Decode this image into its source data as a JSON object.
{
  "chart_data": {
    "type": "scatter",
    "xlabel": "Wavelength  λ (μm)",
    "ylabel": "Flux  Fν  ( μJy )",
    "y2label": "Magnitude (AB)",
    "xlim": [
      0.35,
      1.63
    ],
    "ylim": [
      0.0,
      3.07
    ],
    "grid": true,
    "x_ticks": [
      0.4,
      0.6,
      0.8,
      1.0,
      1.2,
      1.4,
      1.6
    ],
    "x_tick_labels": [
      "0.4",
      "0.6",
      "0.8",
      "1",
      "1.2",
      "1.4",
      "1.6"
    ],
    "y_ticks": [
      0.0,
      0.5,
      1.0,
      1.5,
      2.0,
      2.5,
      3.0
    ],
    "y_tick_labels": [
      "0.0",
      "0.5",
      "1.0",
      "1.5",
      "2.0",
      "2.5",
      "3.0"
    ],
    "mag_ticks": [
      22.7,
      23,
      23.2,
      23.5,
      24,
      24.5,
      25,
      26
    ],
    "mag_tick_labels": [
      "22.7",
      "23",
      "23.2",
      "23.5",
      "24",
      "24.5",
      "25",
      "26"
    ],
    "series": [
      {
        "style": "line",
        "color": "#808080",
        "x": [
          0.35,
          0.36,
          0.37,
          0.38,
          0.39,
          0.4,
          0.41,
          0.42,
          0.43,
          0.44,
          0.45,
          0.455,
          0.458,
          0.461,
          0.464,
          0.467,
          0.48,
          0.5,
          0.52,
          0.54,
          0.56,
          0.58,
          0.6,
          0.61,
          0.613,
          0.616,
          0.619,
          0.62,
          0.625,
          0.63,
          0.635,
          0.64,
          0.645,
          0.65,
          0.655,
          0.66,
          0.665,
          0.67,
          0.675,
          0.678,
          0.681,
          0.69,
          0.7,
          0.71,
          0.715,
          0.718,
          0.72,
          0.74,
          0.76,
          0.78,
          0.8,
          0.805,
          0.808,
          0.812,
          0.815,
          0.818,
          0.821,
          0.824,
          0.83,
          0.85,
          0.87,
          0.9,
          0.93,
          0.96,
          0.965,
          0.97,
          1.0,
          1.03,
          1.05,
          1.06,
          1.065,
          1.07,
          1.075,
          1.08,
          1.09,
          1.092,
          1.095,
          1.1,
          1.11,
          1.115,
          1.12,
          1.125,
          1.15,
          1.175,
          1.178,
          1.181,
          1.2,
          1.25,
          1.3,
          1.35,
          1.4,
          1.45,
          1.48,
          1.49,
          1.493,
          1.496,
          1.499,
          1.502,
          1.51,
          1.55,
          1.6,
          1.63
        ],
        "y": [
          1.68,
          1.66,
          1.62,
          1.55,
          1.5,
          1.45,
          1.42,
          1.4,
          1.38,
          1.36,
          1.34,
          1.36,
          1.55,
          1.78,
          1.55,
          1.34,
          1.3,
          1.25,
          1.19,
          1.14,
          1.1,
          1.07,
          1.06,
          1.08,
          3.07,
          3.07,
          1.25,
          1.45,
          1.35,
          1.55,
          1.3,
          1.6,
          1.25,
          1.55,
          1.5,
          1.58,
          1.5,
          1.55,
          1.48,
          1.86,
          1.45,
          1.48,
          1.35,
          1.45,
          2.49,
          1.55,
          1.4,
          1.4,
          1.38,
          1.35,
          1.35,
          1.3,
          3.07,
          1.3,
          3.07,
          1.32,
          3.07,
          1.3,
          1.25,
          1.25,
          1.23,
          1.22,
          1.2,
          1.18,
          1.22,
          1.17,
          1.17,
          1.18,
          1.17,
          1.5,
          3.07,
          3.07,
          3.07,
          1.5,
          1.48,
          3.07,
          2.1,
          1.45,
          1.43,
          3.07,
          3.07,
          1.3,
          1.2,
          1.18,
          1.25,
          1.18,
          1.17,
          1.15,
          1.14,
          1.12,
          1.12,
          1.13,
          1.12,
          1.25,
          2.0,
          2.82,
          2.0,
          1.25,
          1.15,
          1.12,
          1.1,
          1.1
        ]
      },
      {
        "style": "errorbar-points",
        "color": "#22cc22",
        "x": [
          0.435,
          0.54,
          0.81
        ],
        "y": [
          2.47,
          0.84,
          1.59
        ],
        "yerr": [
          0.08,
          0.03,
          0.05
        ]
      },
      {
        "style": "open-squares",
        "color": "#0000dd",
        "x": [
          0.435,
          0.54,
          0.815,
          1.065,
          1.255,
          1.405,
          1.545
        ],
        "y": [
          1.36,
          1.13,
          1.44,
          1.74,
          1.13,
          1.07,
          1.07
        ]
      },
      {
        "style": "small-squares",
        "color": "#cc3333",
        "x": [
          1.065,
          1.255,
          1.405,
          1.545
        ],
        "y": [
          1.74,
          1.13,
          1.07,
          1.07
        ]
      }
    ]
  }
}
____________________
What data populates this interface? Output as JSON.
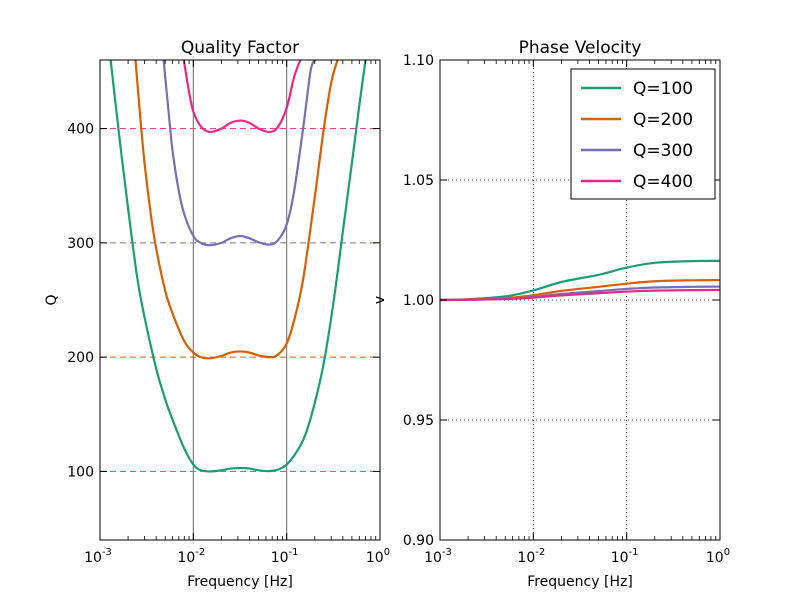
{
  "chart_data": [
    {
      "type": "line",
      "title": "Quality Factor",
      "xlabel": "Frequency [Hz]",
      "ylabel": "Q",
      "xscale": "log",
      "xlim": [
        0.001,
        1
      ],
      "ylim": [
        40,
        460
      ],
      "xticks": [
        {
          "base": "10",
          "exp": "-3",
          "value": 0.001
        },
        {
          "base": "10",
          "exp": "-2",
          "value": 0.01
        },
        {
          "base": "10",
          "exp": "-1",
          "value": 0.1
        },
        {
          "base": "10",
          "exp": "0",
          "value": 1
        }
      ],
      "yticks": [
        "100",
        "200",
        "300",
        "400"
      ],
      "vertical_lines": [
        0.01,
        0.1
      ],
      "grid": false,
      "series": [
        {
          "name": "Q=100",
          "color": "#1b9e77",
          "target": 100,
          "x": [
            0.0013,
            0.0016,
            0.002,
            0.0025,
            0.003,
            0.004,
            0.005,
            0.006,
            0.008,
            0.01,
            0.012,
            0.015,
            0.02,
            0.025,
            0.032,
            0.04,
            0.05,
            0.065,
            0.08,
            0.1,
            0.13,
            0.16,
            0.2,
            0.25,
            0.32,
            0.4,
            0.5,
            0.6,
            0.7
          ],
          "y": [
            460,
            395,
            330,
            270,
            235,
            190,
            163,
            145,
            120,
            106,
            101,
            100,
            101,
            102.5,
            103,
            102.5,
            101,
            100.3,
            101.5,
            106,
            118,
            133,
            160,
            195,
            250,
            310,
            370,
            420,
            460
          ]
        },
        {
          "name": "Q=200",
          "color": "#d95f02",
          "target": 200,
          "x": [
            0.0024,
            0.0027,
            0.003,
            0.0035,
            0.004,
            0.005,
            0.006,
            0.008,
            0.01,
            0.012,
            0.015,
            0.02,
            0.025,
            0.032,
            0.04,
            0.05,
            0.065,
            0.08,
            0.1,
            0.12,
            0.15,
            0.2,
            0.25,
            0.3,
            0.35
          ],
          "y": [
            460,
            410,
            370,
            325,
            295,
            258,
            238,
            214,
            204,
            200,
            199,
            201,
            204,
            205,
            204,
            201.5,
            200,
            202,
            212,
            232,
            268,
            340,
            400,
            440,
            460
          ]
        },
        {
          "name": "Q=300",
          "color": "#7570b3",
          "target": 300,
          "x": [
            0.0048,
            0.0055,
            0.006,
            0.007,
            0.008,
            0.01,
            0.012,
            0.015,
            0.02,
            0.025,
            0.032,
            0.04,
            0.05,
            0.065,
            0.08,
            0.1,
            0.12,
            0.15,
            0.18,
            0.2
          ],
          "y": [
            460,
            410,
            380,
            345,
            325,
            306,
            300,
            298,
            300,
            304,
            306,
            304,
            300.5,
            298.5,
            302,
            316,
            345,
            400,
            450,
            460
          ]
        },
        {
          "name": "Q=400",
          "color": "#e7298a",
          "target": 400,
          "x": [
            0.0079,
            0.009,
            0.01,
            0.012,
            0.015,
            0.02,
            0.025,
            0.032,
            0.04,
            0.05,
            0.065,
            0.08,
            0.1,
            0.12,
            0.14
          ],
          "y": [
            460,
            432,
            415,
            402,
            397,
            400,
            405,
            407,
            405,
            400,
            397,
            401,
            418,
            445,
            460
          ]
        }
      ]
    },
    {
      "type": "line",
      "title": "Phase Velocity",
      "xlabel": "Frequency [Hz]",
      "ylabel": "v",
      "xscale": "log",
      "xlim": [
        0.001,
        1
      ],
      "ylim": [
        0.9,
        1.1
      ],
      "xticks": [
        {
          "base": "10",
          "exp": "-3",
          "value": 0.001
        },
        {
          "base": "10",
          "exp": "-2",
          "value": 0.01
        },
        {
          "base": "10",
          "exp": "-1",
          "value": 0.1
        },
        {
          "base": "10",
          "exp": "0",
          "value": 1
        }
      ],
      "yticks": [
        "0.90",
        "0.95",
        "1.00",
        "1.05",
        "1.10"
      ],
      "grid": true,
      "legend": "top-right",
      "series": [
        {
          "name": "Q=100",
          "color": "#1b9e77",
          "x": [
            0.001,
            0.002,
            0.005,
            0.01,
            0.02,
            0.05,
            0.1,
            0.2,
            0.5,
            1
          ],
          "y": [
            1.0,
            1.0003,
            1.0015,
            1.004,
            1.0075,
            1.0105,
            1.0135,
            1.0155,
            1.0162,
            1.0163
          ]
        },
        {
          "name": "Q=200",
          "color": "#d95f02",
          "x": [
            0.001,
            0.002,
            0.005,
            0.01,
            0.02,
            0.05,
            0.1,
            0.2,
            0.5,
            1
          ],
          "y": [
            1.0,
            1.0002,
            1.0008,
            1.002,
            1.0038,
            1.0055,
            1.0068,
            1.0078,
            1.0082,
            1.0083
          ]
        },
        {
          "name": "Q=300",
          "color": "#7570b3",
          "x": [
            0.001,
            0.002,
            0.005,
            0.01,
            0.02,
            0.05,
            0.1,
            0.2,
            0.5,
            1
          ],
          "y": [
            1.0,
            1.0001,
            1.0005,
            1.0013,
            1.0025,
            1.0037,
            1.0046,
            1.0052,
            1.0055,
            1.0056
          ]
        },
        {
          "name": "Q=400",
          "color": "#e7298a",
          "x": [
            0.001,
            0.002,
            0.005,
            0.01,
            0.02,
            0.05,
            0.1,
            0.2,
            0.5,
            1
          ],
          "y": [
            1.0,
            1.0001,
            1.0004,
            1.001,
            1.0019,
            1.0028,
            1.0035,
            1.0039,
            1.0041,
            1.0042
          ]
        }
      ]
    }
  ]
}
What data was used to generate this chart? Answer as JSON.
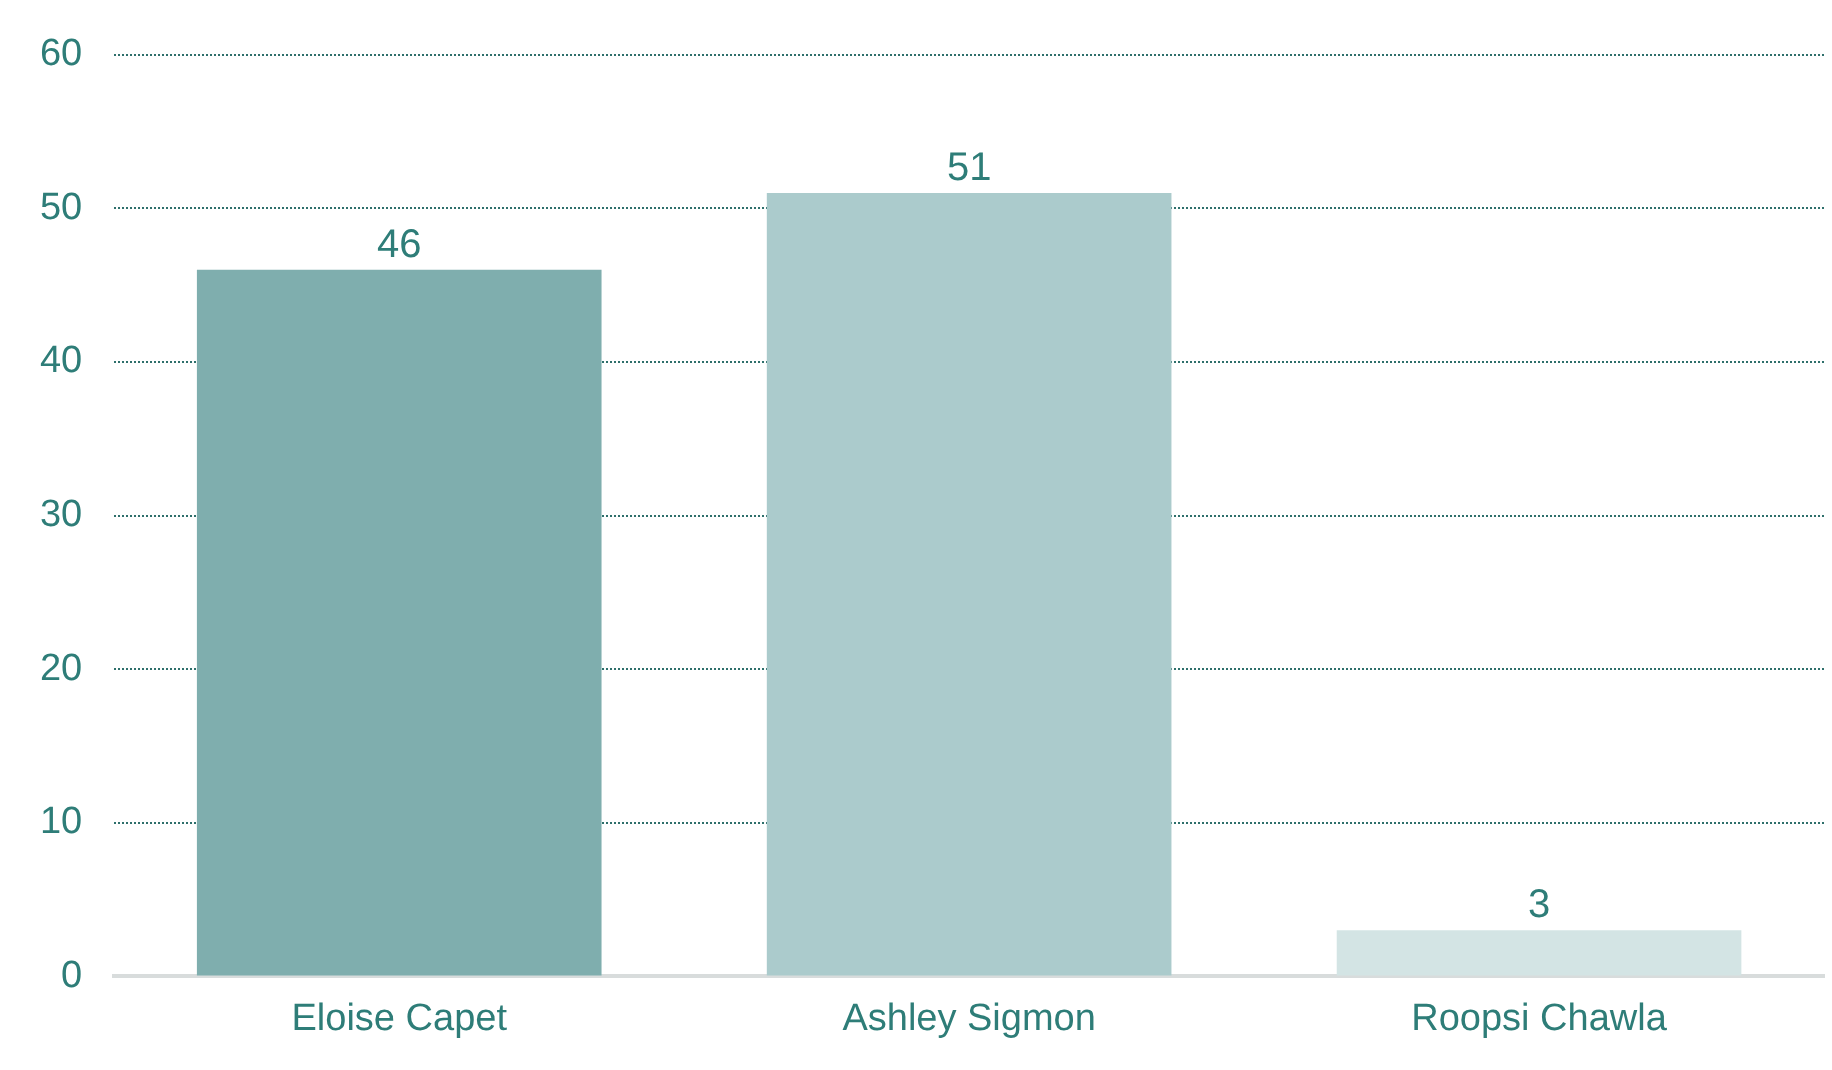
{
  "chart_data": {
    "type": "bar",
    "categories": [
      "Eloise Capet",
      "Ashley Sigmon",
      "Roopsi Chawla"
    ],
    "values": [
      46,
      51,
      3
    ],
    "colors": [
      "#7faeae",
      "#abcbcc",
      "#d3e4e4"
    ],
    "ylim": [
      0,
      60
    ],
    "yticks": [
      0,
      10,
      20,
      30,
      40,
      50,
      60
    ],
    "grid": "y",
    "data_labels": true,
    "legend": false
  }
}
____________________
Sift through the entries and copy every line with "grid".

= ANSWER TO THE EXERCISE =
    "grid": true,
      "grid": false,
      "grid": true,
    "grid": "y",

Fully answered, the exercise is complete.